◆ SET EXERCISE ◆
From the listing below, pull out every line where the string "http" appears.

◆ STORED ROWS ◆
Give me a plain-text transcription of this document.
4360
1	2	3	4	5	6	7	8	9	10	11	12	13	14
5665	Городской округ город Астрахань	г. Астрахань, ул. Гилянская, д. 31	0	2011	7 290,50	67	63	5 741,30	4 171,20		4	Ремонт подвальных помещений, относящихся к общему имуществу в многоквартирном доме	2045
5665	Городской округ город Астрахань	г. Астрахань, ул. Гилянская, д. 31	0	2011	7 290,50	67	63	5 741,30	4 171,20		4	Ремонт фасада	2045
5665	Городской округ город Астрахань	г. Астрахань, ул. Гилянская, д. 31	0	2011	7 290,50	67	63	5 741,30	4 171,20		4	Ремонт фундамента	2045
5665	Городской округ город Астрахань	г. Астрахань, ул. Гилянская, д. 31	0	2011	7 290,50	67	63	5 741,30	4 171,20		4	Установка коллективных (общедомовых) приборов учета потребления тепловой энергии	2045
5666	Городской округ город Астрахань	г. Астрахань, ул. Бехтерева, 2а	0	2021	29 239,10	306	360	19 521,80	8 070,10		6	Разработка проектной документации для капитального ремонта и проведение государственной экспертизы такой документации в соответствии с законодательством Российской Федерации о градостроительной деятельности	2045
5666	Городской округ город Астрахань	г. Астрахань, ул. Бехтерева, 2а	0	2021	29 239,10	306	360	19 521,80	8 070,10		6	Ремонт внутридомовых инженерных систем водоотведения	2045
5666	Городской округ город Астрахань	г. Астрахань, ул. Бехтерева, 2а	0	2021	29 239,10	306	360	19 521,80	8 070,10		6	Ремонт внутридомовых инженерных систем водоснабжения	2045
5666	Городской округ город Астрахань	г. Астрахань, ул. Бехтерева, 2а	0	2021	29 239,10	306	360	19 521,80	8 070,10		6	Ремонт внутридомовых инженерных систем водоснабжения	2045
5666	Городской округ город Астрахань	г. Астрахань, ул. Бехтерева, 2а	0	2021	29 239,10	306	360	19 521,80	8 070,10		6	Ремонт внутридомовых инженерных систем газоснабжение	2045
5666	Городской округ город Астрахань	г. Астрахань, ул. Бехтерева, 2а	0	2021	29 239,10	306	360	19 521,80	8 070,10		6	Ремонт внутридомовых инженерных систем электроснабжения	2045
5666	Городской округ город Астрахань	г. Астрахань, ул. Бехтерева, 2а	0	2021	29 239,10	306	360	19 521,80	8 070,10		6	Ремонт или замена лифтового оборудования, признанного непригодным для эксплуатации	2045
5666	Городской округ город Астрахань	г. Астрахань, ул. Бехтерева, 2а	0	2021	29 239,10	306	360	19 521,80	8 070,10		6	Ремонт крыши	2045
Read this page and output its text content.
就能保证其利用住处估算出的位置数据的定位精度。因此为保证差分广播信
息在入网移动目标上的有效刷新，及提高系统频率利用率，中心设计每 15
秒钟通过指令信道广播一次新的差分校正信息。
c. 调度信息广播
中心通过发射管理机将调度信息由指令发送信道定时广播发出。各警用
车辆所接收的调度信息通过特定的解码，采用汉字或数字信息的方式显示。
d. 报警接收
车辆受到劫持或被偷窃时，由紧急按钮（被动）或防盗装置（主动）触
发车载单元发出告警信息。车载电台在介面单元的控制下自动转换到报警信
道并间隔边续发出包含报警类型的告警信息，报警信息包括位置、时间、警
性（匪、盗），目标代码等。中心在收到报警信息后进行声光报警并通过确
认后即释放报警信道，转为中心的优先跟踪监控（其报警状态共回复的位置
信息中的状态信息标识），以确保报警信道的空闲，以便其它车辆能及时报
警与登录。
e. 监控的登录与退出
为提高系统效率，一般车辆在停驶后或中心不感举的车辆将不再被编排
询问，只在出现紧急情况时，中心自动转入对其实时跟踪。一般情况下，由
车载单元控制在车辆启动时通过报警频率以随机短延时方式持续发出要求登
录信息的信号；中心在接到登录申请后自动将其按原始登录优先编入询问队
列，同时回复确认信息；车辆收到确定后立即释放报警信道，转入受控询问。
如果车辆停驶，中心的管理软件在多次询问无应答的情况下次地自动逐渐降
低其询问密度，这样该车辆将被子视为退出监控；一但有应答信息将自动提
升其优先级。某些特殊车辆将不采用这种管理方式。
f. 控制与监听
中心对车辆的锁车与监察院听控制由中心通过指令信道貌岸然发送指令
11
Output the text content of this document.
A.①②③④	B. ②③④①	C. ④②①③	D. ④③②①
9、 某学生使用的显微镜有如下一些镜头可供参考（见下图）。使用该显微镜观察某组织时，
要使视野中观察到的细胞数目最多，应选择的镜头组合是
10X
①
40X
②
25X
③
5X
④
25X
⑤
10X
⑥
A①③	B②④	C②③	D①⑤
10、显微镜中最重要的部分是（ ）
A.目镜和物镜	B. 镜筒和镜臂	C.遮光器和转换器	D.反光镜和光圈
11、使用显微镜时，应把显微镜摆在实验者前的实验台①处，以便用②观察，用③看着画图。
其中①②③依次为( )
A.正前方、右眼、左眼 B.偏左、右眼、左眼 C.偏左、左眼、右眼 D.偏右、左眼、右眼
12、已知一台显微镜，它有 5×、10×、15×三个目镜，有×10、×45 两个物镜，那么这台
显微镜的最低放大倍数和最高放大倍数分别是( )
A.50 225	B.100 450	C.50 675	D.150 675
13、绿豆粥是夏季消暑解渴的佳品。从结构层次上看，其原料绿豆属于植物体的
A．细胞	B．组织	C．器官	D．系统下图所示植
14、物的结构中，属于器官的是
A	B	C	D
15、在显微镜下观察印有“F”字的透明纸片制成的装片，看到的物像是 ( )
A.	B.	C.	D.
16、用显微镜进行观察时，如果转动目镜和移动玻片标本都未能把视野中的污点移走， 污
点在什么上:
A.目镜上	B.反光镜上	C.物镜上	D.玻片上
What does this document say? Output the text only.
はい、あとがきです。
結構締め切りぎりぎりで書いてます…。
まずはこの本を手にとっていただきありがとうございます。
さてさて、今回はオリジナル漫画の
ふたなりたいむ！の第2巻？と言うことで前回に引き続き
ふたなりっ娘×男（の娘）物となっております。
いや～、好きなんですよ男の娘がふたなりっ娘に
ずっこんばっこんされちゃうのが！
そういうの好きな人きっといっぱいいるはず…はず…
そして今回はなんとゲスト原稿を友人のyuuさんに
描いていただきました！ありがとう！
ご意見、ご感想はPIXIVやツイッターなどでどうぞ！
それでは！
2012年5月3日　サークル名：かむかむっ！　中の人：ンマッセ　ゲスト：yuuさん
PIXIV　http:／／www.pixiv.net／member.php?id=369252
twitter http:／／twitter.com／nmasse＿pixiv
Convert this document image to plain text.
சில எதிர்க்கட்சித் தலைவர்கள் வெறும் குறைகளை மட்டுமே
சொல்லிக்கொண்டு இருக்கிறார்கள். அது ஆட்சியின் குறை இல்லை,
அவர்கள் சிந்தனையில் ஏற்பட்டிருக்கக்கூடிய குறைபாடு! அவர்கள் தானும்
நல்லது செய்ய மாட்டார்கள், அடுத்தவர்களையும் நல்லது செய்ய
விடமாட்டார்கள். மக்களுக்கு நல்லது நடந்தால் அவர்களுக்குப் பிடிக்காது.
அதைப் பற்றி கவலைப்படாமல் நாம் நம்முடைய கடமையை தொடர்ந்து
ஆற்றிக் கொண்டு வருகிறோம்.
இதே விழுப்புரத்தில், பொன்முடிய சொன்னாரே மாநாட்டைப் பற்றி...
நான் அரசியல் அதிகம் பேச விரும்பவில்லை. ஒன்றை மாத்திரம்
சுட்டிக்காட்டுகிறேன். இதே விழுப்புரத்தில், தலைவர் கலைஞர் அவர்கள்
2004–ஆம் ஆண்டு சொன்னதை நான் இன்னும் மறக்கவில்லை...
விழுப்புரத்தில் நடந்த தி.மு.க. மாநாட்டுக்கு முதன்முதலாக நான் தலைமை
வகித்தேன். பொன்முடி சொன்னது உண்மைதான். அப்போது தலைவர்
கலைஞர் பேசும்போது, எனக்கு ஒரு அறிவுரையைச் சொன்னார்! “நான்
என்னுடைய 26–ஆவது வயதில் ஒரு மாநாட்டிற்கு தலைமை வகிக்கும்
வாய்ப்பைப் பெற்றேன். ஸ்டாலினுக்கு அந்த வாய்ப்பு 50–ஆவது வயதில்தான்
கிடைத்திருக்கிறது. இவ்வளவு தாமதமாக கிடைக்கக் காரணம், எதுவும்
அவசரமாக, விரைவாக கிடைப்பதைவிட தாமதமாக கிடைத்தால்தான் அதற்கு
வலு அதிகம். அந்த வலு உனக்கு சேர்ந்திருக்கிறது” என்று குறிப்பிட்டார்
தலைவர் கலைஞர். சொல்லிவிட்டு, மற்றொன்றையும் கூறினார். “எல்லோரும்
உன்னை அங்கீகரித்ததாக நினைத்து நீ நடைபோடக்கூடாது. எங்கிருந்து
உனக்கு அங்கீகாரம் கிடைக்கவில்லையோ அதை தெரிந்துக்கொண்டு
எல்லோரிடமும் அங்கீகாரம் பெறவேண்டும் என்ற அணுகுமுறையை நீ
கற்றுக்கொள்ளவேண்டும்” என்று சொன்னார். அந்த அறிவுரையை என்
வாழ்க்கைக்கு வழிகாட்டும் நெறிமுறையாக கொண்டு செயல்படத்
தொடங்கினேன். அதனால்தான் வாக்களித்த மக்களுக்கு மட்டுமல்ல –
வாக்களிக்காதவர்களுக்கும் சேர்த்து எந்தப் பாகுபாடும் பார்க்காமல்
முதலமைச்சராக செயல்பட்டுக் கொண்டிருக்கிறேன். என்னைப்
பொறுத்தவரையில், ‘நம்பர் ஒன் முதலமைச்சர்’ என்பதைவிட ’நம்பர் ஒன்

◆ ANSWER ◆
PIXIV　http:／／www.pixiv.net／member.php?id=369252
twitter http:／／twitter.com／nmasse＿pixiv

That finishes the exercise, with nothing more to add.